§ **GIVEN PASSAGE**
------------------------------------------------------------------------

Didn't you watch the re-imagined Battlestar Galactica? Where the universal FRACK! was a less than subtle substitute for our favourite f-bomb, to get it on puritanical U.S. airwaves.

Nury

Interesting, thanks, Jason.

But I think "frack" is too obviously a substitute for the word it replaces. I prefer cow and follicle, which are more subtle.

I think subtle ones are more likely to survive. Consider "what the dickens" which is a substitute for "what the devil".

Also "follicle" has a bit of length to it, which makes it more satisfying than normal swear words.

sej (aka Jason - aarrgghh there's two of us!!)

"Horse/Cow Manure" or "son of a cactus" are a couple of my favorites.

Mira

I used to wonder why movies in English would come with English subtitles. Perhaps the subtitles were added for deaf viewers, or for those who had difficulty understanding spoken English in a particular dialect. However, one thing I learnt from those movies was that when someone cursed, the subtitle wouldn't contain the exact curse word. For example, "sh*t" would be written as "crap", "f***" would be as diverse as "darn" and so on. The words lose value getting censored. We cursers know deep down that there are no subsitutes good enough for those words. They're just too d**m good!

------------------------------------------------------------------------

§ **LISTED ENTRIES**
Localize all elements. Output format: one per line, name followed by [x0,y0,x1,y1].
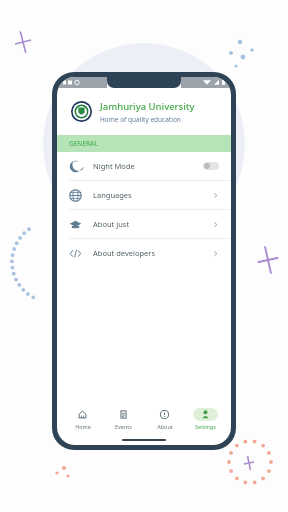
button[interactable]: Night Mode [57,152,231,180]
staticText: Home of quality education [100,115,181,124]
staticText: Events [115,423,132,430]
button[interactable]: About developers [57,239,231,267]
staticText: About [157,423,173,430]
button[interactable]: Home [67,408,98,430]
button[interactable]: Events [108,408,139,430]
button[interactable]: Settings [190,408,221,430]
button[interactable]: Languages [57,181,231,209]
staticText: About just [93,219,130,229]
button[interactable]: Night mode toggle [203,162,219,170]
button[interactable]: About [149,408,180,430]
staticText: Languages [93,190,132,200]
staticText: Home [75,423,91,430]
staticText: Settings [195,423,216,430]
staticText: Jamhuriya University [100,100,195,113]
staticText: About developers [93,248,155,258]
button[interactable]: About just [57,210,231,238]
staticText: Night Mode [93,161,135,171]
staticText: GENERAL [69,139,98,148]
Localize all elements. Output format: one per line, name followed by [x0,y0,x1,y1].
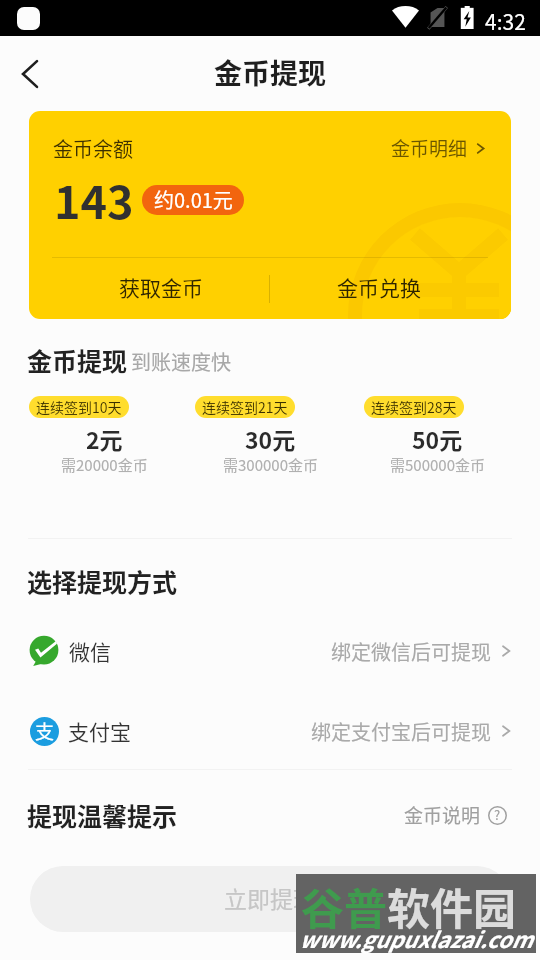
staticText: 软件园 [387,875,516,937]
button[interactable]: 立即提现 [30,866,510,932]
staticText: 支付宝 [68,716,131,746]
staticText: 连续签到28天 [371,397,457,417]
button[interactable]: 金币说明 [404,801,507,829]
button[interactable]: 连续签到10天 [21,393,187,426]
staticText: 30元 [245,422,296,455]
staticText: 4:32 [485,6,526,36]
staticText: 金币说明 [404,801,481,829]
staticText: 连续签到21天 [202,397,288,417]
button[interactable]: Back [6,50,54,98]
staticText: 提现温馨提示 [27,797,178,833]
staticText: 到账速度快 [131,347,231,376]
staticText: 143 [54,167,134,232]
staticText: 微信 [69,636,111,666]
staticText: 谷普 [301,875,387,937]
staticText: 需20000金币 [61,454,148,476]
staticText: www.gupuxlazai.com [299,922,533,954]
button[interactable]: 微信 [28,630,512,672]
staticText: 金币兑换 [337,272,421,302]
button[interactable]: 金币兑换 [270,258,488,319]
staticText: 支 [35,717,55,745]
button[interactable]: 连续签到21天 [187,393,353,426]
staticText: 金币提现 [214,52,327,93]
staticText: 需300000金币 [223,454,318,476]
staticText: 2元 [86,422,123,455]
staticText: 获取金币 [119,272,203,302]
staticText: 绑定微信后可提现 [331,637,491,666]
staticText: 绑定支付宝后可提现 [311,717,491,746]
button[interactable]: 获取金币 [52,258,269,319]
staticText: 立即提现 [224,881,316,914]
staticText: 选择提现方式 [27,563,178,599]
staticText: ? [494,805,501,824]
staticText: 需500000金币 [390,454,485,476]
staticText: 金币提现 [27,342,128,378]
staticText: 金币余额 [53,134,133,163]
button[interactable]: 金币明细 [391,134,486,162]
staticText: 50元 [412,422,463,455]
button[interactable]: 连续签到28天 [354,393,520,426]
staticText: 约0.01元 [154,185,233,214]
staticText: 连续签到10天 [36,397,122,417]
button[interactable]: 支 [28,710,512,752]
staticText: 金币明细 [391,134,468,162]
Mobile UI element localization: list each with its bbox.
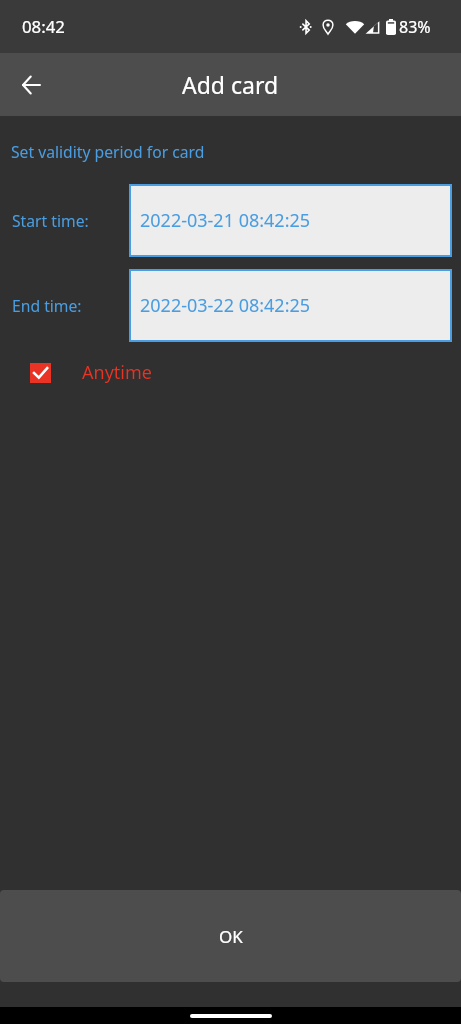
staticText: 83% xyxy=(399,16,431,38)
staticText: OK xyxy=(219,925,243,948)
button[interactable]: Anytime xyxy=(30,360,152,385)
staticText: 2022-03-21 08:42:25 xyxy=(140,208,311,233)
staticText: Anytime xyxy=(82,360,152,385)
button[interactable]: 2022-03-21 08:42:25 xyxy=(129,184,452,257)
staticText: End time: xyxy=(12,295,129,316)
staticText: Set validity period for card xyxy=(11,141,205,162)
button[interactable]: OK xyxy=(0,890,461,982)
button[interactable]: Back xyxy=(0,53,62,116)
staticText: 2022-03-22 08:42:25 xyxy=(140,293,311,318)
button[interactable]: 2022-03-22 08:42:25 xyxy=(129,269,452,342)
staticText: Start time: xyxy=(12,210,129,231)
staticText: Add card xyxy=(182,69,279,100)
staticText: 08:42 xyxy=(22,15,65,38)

------------------------------------------------------------------------

§ **REQUIRED TASKS**
- 1) From the thread on substitute swear words, list every word or phrase that a commenter mentions as a stand-in for a curse word.
- 2) Extend the thread on substitute swear words from where it stops.
The rows bear no relation to the thread on substitute swear words.

§ **TASK-BY-TASK RESULTS**
- 1)
- frack
- cow
- follicle
- what the dickens
- horse/cow manure
- son of a cactus
- crap
- darn

- 2)
Dancer

I once watched a Chinese movie littered with swear words with a Chinese friend. Not speaking Chinese myself, I relied on the English subtitles. It turns out I was more confused than be repulsed. The subtitles of the any swearing becomes: ABCDABCDABCD...

Vaibhav

I should bring attention to a certain Captain whose a friend of a Belgian reporter in a popular comic book.
The swear words used are hilarious
Vegetarian, Ectoplasm, Bashi Bazouks, Bucaneer, Scally Wag, Blistering Barnacles, Aborigine, Anthracite, Kleptomaniac, etc.
To name but a few.

Angela

Blistering barnacles! I believe I do know this Captain and his teen-age reporter friend. The Captain is very fond of whisky. There is a website containing his expletives:

http://www.tintinologist.org/guides/lists/curses.html

Dan Kubiske

At first I couldn't believe what I was hearing on Firefly but then I realized I was translating the Chinese automatically. Bizarre.

And let us not forget some goodies from the TV series MASH: Road Apples and Horse Hockey for what a horse leaves along a parade route.

TS

Pants! I'll have to come out of the closet and declare that I am a nerd!

Larry Niven is my all time favourite science fiction author. Other than Tanj, which is used widely in the nerd Sci-Fi community, he also often use the words "bleep" and "censor" in place of curse words.
He doesn't use these curse replacements because he's a softie that flinches when he hear bad words, it's his take on how language constantly change to get around taboos that prevent us from venting our frustrations.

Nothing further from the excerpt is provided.